(Do this) Scan the records for the string "structured"; copy each line where it occurs.

Saved entries
━━━━
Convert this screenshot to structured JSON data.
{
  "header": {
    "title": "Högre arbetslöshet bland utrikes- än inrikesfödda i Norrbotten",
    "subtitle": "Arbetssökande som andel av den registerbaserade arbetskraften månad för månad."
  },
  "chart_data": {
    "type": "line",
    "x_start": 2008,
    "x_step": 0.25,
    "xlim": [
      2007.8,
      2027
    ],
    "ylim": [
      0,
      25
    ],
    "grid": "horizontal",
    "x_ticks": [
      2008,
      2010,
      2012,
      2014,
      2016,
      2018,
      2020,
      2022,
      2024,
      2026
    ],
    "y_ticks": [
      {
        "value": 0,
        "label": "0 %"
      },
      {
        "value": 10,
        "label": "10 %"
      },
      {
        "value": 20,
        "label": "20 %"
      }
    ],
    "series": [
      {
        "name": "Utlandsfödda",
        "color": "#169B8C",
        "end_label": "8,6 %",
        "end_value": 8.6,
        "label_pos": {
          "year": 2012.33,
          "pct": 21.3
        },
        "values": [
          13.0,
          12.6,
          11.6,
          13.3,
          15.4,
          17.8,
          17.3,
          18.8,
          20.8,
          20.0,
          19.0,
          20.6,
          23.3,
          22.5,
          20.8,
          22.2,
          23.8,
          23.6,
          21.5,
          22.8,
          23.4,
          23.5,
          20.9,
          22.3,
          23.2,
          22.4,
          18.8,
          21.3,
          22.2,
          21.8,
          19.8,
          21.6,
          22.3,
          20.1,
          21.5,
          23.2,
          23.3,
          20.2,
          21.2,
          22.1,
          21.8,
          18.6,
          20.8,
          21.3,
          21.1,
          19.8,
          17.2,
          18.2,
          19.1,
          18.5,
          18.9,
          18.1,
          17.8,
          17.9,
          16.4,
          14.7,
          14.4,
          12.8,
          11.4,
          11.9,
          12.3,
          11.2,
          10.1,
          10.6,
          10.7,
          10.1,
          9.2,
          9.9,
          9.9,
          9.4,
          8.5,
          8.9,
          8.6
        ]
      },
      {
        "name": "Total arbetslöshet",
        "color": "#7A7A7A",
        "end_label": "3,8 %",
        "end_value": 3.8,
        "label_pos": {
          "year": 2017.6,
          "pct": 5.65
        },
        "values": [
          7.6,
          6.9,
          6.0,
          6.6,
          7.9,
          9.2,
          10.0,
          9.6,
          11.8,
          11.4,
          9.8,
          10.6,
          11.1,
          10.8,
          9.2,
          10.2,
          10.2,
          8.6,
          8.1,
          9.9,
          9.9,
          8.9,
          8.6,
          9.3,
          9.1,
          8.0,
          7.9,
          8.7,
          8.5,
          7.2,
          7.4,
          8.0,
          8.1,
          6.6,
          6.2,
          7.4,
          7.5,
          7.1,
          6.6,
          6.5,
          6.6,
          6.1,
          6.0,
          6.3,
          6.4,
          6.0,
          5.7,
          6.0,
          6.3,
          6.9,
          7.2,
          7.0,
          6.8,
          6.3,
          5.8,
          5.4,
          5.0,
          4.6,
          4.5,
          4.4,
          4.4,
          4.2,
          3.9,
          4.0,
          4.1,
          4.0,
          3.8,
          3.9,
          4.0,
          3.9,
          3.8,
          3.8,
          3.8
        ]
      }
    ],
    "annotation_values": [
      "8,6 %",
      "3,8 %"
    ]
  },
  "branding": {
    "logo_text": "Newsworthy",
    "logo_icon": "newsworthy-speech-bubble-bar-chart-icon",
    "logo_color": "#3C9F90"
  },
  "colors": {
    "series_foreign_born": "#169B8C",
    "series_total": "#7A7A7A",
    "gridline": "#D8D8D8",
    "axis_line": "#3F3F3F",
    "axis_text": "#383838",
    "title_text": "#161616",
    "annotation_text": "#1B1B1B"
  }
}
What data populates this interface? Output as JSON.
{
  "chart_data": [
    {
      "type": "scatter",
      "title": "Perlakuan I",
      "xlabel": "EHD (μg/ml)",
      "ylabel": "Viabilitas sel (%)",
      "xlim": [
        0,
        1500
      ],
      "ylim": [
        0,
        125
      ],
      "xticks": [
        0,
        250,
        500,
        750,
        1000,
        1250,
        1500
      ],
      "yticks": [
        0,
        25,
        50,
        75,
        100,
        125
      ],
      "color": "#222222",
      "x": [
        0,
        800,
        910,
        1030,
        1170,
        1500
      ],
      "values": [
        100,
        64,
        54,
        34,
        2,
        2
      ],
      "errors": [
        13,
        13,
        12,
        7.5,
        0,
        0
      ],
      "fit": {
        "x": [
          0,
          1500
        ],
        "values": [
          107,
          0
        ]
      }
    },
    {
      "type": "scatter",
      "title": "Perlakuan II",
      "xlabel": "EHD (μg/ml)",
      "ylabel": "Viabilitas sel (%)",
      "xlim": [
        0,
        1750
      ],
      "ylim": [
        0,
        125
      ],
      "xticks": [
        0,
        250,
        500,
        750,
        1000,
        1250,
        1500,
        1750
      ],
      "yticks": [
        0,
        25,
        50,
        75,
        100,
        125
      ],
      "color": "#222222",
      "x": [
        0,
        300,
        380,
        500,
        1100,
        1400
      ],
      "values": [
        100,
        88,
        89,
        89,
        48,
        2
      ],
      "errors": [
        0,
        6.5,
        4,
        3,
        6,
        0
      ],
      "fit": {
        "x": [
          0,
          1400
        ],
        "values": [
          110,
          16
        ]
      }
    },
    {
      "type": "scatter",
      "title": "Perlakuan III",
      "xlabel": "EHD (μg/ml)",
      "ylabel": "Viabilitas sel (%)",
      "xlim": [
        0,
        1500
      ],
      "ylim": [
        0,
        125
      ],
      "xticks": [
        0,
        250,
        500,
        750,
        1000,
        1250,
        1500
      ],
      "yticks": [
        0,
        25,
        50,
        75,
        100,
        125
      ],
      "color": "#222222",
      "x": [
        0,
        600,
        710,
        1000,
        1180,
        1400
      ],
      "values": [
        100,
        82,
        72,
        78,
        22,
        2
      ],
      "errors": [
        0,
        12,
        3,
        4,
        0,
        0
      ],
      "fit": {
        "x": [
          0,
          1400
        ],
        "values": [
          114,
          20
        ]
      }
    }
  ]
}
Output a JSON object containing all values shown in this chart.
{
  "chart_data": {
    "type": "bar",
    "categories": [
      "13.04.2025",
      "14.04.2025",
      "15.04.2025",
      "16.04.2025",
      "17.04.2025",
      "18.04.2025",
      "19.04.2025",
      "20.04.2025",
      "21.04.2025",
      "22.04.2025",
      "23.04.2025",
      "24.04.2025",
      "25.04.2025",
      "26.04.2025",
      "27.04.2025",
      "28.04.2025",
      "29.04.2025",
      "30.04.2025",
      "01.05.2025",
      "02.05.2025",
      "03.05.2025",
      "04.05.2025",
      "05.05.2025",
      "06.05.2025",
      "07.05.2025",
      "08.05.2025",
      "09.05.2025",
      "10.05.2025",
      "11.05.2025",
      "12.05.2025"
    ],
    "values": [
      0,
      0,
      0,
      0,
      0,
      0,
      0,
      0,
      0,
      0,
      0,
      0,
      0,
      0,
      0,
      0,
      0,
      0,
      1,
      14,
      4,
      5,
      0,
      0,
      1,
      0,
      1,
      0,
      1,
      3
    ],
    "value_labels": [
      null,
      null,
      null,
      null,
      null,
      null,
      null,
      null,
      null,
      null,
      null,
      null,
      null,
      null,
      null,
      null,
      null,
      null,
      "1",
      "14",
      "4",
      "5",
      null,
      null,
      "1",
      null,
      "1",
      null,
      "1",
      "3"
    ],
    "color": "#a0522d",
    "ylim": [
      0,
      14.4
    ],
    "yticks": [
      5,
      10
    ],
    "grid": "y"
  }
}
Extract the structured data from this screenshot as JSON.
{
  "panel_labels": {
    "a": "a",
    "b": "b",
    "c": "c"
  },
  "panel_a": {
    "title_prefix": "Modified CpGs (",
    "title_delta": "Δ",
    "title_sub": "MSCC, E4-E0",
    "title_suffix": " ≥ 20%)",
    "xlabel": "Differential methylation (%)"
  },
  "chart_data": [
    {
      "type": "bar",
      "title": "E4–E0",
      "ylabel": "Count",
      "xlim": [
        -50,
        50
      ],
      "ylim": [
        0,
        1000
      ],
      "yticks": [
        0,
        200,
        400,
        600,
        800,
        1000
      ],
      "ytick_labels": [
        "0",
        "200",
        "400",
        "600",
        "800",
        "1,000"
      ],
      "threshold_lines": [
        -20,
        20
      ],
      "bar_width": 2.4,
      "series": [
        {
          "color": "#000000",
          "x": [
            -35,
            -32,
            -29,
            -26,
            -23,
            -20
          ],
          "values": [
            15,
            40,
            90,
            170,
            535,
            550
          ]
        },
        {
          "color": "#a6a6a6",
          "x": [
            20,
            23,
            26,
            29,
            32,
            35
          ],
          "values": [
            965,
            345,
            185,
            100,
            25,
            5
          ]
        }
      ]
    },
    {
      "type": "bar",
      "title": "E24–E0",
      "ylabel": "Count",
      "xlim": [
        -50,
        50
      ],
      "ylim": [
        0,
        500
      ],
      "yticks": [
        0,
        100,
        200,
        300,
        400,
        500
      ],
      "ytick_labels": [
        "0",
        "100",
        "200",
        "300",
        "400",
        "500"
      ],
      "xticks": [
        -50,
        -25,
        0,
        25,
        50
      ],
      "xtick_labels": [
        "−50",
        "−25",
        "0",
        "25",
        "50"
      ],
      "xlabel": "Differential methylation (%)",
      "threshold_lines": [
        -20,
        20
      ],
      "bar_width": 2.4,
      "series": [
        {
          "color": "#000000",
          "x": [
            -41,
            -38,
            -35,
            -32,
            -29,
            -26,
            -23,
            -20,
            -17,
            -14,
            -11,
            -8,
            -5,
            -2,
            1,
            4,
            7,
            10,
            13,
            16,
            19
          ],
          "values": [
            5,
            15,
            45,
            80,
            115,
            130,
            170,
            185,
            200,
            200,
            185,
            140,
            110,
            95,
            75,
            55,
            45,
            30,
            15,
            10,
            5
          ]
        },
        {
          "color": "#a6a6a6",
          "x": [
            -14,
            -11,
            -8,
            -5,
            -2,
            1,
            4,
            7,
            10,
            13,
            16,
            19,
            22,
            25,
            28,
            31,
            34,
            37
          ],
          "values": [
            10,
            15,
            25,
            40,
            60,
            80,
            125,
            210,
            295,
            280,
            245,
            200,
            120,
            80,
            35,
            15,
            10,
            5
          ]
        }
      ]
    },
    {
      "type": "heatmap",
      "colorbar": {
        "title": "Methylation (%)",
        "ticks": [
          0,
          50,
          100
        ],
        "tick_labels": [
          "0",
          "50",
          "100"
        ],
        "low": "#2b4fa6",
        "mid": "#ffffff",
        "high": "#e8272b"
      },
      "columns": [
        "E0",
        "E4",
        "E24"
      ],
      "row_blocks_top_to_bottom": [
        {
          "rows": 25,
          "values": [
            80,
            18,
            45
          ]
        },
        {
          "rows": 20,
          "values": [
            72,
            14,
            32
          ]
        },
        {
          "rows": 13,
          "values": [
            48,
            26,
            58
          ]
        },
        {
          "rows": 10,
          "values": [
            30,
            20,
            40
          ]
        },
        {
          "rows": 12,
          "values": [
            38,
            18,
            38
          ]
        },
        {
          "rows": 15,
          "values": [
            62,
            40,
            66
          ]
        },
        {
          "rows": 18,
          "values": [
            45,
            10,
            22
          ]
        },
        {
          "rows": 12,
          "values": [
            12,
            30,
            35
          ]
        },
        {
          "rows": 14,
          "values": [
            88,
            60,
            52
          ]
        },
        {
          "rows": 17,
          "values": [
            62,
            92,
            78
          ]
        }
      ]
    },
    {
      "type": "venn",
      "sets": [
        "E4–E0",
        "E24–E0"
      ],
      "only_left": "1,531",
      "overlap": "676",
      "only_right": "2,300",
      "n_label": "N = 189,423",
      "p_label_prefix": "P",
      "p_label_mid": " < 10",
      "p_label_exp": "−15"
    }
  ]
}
━━━━
(Answer for the task)
Convert this screenshot to structured JSON data.
Extract the structured data from this screenshot as JSON.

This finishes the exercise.